>>>>
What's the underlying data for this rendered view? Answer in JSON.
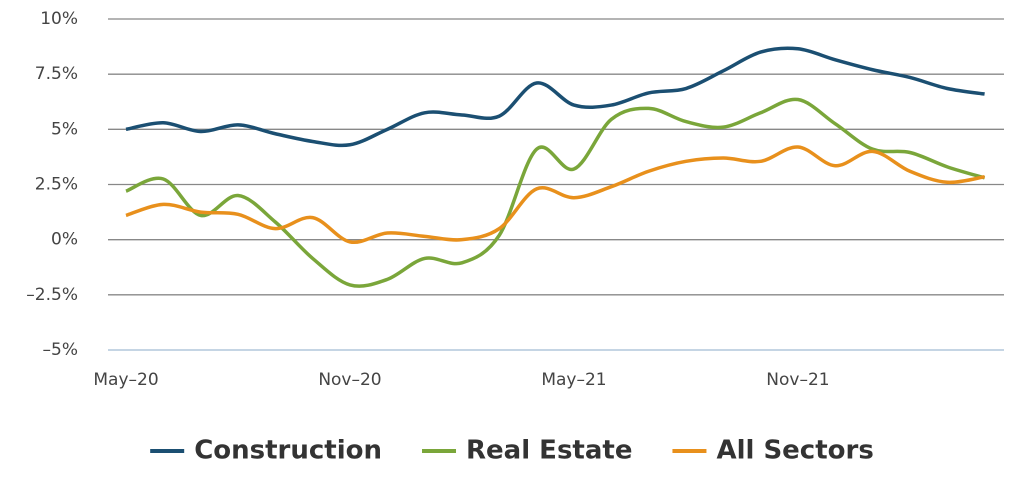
{
  "chart_data": {
    "type": "line",
    "categories": [
      "May–20",
      null,
      null,
      null,
      null,
      null,
      "Nov–20",
      null,
      null,
      null,
      null,
      null,
      "May–21",
      null,
      null,
      null,
      null,
      null,
      "Nov–21",
      null,
      null,
      null,
      null,
      null
    ],
    "series": [
      {
        "name": "Construction",
        "color": "#1b4f72",
        "values": [
          5.0,
          5.3,
          4.9,
          5.2,
          4.8,
          4.45,
          4.3,
          5.0,
          5.75,
          5.65,
          5.6,
          7.1,
          6.1,
          6.1,
          6.65,
          6.85,
          7.65,
          8.5,
          8.65,
          8.15,
          7.7,
          7.35,
          6.85,
          6.6
        ]
      },
      {
        "name": "Real Estate",
        "color": "#7aa63a",
        "values": [
          2.2,
          2.75,
          1.1,
          2.0,
          0.8,
          -0.85,
          -2.05,
          -1.8,
          -0.85,
          -1.05,
          0.2,
          4.1,
          3.2,
          5.45,
          5.95,
          5.35,
          5.1,
          5.75,
          6.35,
          5.25,
          4.1,
          3.95,
          3.3,
          2.8
        ]
      },
      {
        "name": "All Sectors",
        "color": "#e8901c",
        "values": [
          1.1,
          1.6,
          1.25,
          1.15,
          0.5,
          1.0,
          -0.1,
          0.3,
          0.15,
          0.0,
          0.5,
          2.3,
          1.9,
          2.4,
          3.1,
          3.55,
          3.7,
          3.55,
          4.2,
          3.35,
          4.0,
          3.1,
          2.6,
          2.85
        ]
      }
    ],
    "ylim": [
      -5,
      10
    ],
    "yticks": [
      {
        "value": 10,
        "label": "10%"
      },
      {
        "value": 7.5,
        "label": "7.5%"
      },
      {
        "value": 5,
        "label": "5%"
      },
      {
        "value": 2.5,
        "label": "2.5%"
      },
      {
        "value": 0,
        "label": "0%"
      },
      {
        "value": -2.5,
        "label": "–2.5%"
      },
      {
        "value": -5,
        "label": "–5%"
      }
    ],
    "grid": true
  }
}
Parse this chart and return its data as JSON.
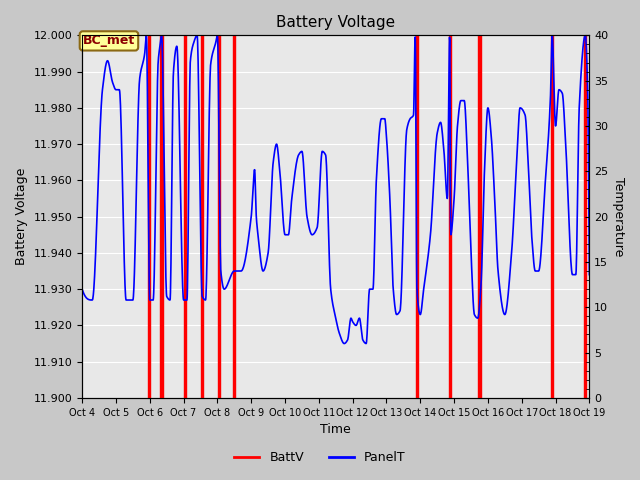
{
  "title": "Battery Voltage",
  "ylabel_left": "Battery Voltage",
  "ylabel_right": "Temperature",
  "xlabel": "Time",
  "ylim_left": [
    11.9,
    12.0
  ],
  "ylim_right": [
    0,
    40
  ],
  "yticks_left": [
    11.9,
    11.91,
    11.92,
    11.93,
    11.94,
    11.95,
    11.96,
    11.97,
    11.98,
    11.99,
    12.0
  ],
  "yticks_right": [
    0,
    5,
    10,
    15,
    20,
    25,
    30,
    35,
    40
  ],
  "x_tick_labels": [
    "Oct 4",
    "Oct 5",
    "Oct 6",
    "Oct 7",
    "Oct 8",
    "Oct 9",
    "Oct 10",
    "Oct 11",
    "Oct 12",
    "Oct 13",
    "Oct 14",
    "Oct 15",
    "Oct 16",
    "Oct 17",
    "Oct 18",
    "Oct 19"
  ],
  "background_color": "#c8c8c8",
  "plot_bg_color": "#e8e8e8",
  "annotation_label": "BC_met",
  "annotation_bg": "#ffff99",
  "annotation_border": "#8b6914",
  "batt_color": "#ff0000",
  "panel_color": "#0000ff",
  "legend_batt": "BattV",
  "legend_panel": "PanelT",
  "red_bar_positions": [
    5.97,
    6.35,
    7.05,
    7.55,
    8.05,
    8.5,
    13.9,
    14.87,
    15.75,
    17.9,
    18.88
  ],
  "red_bar_width": 0.07,
  "figsize": [
    6.4,
    4.8
  ],
  "dpi": 100
}
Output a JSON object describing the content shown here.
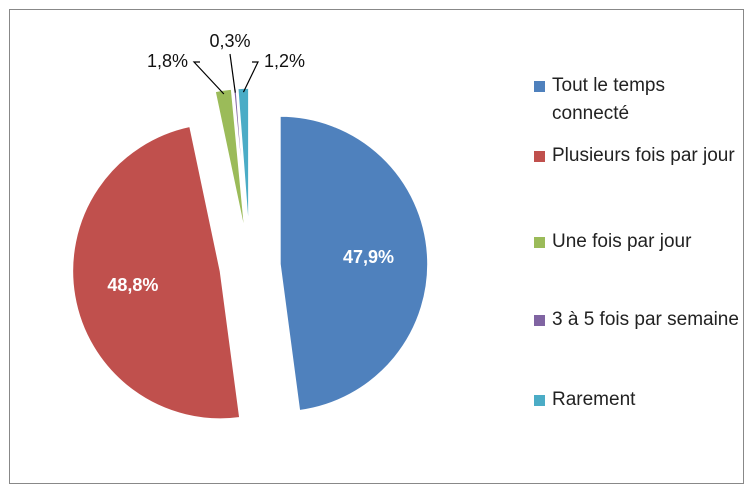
{
  "chart_data": {
    "type": "pie",
    "categories": [
      "Tout le temps connecté",
      "Plusieurs fois par jour",
      "Une fois par jour",
      "3 à 5 fois par semaine",
      "Rarement"
    ],
    "values": [
      47.9,
      48.8,
      1.8,
      0.3,
      1.2
    ],
    "value_labels": [
      "47,9%",
      "48,8%",
      "1,8%",
      "0,3%",
      "1,2%"
    ],
    "colors": [
      "#4f81bd",
      "#c0504d",
      "#9bbb59",
      "#8064a2",
      "#4bacc6"
    ],
    "legend": "right"
  }
}
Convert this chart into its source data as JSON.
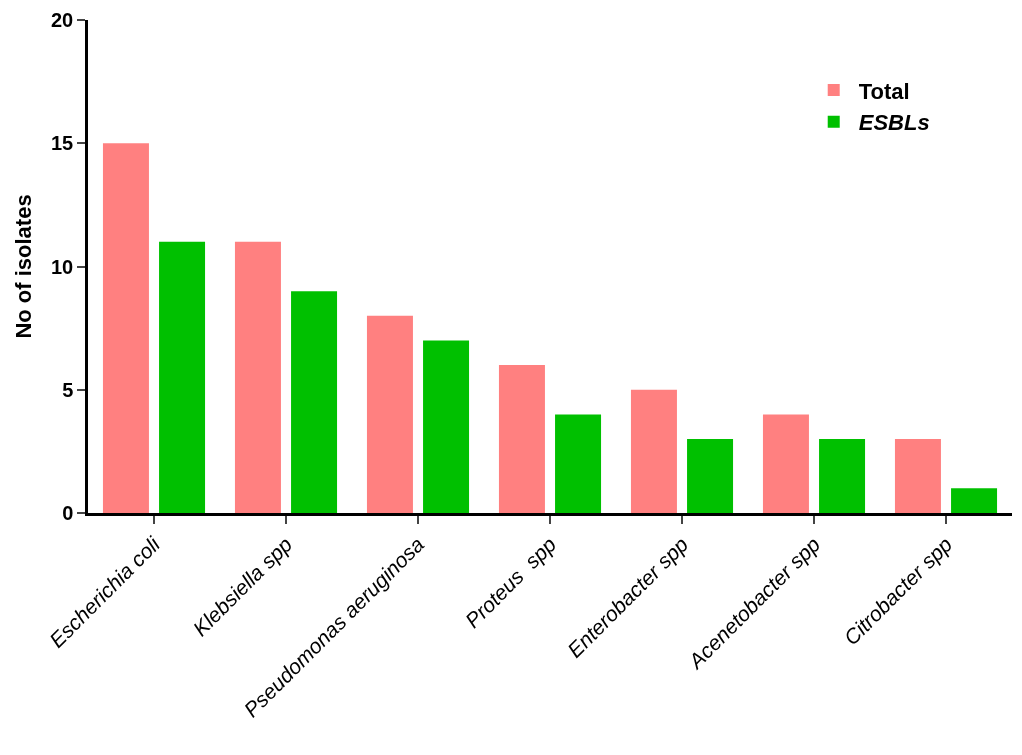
<<<<
» Exercise details:
Copy the listing exactly. Any image in it stays out of the copy.

» Output for this task:
What's the underlying data for this rendered view? Answer in JSON.
{
  "chart_data": {
    "type": "line",
    "categories": [
      "May–20",
      null,
      null,
      null,
      null,
      null,
      "Nov–20",
      null,
      null,
      null,
      null,
      null,
      "May–21",
      null,
      null,
      null,
      null,
      null,
      "Nov–21",
      null,
      null,
      null,
      null,
      null
    ],
    "series": [
      {
        "name": "Construction",
        "color": "#1b4f72",
        "values": [
          5.0,
          5.3,
          4.9,
          5.2,
          4.8,
          4.45,
          4.3,
          5.0,
          5.75,
          5.65,
          5.6,
          7.1,
          6.1,
          6.1,
          6.65,
          6.85,
          7.65,
          8.5,
          8.65,
          8.15,
          7.7,
          7.35,
          6.85,
          6.6
        ]
      },
      {
        "name": "Real Estate",
        "color": "#7aa63a",
        "values": [
          2.2,
          2.75,
          1.1,
          2.0,
          0.8,
          -0.85,
          -2.05,
          -1.8,
          -0.85,
          -1.05,
          0.2,
          4.1,
          3.2,
          5.45,
          5.95,
          5.35,
          5.1,
          5.75,
          6.35,
          5.25,
          4.1,
          3.95,
          3.3,
          2.8
        ]
      },
      {
        "name": "All Sectors",
        "color": "#e8901c",
        "values": [
          1.1,
          1.6,
          1.25,
          1.15,
          0.5,
          1.0,
          -0.1,
          0.3,
          0.15,
          0.0,
          0.5,
          2.3,
          1.9,
          2.4,
          3.1,
          3.55,
          3.7,
          3.55,
          4.2,
          3.35,
          4.0,
          3.1,
          2.6,
          2.85
        ]
      }
    ],
    "ylim": [
      -5,
      10
    ],
    "yticks": [
      {
        "value": 10,
        "label": "10%"
      },
      {
        "value": 7.5,
        "label": "7.5%"
      },
      {
        "value": 5,
        "label": "5%"
      },
      {
        "value": 2.5,
        "label": "2.5%"
      },
      {
        "value": 0,
        "label": "0%"
      },
      {
        "value": -2.5,
        "label": "–2.5%"
      },
      {
        "value": -5,
        "label": "–5%"
      }
    ],
    "grid": true
  }
}
Parse this chart and return its data as JSON.
{
  "title": "Battery Voltage",
  "ylabel_left": "Battery Voltage",
  "ylabel_right": "Temperature",
  "xlabel": "Time",
  "ylim_left": [
    11.9,
    12.0
  ],
  "ylim_right": [
    0,
    40
  ],
  "yticks_left": [
    11.9,
    11.91,
    11.92,
    11.93,
    11.94,
    11.95,
    11.96,
    11.97,
    11.98,
    11.99,
    12.0
  ],
  "yticks_right": [
    0,
    5,
    10,
    15,
    20,
    25,
    30,
    35,
    40
  ],
  "x_tick_labels": [
    "Oct 4",
    "Oct 5",
    "Oct 6",
    "Oct 7",
    "Oct 8",
    "Oct 9",
    "Oct 10",
    "Oct 11",
    "Oct 12",
    "Oct 13",
    "Oct 14",
    "Oct 15",
    "Oct 16",
    "Oct 17",
    "Oct 18",
    "Oct 19"
  ],
  "background_color": "#c8c8c8",
  "plot_bg_color": "#e8e8e8",
  "annotation_label": "BC_met",
  "annotation_bg": "#ffff99",
  "annotation_border": "#8b6914",
  "batt_color": "#ff0000",
  "panel_color": "#0000ff",
  "legend_batt": "BattV",
  "legend_panel": "PanelT",
  "red_bar_positions": [
    5.97,
    6.35,
    7.05,
    7.55,
    8.05,
    8.5,
    13.9,
    14.87,
    15.75,
    17.9,
    18.88
  ],
  "red_bar_width": 0.07,
  "figsize": [
    6.4,
    4.8
  ],
  "dpi": 100
}
Output a JSON object describing the content shown here.
{
  "chart_data": {
    "type": "pie",
    "categories": [
      "Tout le temps connecté",
      "Plusieurs fois par jour",
      "Une fois par jour",
      "3 à 5 fois par semaine",
      "Rarement"
    ],
    "values": [
      47.9,
      48.8,
      1.8,
      0.3,
      1.2
    ],
    "value_labels": [
      "47,9%",
      "48,8%",
      "1,8%",
      "0,3%",
      "1,2%"
    ],
    "colors": [
      "#4f81bd",
      "#c0504d",
      "#9bbb59",
      "#8064a2",
      "#4bacc6"
    ],
    "legend": "right"
  }
}
Convert this chart into its source data as JSON.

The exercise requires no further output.